• _Short exercise_
Copy every line in which the string "Servertypen" occurs.
* START *
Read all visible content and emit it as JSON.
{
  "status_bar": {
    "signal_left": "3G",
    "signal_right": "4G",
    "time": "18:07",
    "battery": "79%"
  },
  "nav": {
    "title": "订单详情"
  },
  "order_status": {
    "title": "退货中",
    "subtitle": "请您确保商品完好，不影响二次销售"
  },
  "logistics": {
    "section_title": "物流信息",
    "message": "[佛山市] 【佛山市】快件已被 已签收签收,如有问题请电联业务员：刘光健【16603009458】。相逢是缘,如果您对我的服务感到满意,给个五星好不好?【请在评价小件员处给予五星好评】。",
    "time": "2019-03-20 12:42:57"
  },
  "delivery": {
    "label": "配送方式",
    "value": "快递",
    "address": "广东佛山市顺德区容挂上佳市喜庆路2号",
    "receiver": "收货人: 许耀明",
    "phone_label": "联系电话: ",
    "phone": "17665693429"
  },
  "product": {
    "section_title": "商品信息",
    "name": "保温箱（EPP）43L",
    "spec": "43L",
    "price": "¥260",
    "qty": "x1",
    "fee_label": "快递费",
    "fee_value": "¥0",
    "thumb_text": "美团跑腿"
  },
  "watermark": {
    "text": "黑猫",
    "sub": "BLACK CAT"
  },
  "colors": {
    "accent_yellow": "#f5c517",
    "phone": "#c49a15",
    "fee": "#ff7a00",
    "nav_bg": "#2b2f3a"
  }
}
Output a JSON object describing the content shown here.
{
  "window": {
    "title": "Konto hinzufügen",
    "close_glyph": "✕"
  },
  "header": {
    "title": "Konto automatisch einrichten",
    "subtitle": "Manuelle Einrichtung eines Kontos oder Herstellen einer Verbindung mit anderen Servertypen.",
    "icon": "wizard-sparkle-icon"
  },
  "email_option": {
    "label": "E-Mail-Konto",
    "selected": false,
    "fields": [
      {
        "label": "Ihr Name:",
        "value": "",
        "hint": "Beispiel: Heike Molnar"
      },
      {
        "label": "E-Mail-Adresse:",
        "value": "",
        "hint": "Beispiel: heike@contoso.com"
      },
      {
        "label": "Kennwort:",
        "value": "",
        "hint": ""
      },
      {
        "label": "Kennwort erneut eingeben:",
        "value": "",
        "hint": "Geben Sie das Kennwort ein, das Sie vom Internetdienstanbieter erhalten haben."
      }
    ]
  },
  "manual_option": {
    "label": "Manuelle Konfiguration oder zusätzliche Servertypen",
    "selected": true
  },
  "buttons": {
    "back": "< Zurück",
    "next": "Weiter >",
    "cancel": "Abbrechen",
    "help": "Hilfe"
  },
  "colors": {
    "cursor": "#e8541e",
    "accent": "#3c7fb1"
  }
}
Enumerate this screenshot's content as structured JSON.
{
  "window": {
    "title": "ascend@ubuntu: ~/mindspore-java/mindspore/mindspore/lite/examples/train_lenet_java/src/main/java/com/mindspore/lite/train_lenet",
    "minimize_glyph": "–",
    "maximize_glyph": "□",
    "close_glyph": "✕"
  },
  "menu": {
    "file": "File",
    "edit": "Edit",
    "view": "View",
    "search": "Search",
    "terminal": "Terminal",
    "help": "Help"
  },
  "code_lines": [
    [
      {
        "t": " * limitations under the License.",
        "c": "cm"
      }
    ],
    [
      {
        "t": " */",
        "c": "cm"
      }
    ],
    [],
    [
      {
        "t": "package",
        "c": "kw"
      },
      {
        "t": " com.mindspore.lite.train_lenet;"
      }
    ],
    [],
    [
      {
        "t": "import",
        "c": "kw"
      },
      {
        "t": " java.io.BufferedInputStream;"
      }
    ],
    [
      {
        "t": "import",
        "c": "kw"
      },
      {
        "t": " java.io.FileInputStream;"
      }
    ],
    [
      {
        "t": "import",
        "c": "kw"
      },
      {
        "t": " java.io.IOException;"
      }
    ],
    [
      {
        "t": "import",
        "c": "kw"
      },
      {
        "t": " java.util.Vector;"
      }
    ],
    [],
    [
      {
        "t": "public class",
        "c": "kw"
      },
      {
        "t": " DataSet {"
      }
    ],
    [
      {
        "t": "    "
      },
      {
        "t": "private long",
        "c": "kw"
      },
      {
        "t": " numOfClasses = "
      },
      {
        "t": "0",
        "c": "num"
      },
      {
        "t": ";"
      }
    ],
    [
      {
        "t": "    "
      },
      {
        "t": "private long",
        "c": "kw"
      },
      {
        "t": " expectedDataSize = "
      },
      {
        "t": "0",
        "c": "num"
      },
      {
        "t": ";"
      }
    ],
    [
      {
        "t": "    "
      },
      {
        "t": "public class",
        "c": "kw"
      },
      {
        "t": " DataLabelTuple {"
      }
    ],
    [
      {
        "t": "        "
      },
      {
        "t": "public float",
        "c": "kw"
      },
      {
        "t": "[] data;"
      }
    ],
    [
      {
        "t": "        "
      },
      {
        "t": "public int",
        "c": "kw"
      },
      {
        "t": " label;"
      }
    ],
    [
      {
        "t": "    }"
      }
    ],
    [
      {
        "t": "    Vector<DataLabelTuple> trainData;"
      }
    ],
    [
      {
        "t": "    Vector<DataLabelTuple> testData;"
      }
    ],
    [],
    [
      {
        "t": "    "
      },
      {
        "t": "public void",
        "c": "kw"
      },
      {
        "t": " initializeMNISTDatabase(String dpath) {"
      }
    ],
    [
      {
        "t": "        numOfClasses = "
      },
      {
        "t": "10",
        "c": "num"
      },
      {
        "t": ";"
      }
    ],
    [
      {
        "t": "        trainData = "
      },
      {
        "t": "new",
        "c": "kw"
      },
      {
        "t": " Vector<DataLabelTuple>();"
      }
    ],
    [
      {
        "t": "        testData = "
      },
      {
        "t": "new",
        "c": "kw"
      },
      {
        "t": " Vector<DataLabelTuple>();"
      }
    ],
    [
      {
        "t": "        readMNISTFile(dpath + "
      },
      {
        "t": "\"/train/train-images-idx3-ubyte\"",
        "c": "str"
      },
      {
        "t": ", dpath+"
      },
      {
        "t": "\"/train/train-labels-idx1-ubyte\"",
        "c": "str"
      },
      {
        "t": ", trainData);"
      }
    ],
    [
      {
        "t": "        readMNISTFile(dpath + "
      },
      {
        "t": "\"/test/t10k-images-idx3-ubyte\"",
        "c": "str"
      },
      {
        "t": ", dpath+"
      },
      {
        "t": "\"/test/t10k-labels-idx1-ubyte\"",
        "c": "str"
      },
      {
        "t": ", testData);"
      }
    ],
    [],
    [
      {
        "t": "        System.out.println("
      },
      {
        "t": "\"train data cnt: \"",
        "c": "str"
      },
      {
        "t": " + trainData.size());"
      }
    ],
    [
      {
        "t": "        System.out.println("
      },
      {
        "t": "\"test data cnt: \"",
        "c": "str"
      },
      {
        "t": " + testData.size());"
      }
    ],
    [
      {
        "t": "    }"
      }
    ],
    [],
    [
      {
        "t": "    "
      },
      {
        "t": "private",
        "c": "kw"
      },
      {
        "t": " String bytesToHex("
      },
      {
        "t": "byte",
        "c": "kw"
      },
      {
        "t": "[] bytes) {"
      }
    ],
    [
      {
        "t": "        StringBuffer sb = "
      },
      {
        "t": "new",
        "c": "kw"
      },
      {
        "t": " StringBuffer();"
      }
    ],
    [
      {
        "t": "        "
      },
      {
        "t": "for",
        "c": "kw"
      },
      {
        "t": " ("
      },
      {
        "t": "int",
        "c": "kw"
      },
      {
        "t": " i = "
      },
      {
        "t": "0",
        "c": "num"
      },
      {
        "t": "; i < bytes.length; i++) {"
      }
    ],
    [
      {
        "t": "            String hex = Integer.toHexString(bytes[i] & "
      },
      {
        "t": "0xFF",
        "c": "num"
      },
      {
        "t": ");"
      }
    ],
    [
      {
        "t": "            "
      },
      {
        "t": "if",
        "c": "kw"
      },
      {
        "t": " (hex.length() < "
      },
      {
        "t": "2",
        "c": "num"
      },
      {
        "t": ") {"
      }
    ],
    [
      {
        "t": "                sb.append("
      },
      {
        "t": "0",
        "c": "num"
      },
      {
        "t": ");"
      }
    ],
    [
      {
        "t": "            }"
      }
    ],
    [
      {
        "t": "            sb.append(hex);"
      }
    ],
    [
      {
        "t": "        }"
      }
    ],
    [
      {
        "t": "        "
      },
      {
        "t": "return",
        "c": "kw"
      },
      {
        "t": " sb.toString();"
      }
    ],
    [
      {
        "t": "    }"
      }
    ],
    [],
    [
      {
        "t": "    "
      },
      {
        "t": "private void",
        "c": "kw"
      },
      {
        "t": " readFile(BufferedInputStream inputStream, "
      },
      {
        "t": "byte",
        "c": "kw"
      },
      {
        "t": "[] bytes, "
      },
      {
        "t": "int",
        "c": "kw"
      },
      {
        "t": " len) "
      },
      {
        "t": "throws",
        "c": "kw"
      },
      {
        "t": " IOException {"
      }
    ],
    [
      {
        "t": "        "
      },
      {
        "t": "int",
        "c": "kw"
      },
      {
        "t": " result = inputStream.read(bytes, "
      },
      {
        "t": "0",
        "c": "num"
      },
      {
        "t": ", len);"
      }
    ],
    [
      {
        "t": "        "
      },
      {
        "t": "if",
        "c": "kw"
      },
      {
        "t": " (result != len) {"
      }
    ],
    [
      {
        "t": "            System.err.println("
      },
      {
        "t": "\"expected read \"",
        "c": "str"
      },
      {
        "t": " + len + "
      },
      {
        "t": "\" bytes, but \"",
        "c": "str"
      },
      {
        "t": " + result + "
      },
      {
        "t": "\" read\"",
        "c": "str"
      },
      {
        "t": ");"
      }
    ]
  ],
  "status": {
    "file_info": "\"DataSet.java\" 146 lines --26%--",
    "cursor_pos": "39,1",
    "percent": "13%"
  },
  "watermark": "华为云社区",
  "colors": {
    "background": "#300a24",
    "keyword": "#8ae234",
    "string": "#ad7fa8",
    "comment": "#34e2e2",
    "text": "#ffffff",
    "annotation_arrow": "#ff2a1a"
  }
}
* END *
• _Answer for the task_
    "subtitle": "Manuelle Einrichtung eines Kontos oder Herstellen einer Verbindung mit anderen Servertypen.",
    "label": "Manuelle Konfiguration oder zusätzliche Servertypen",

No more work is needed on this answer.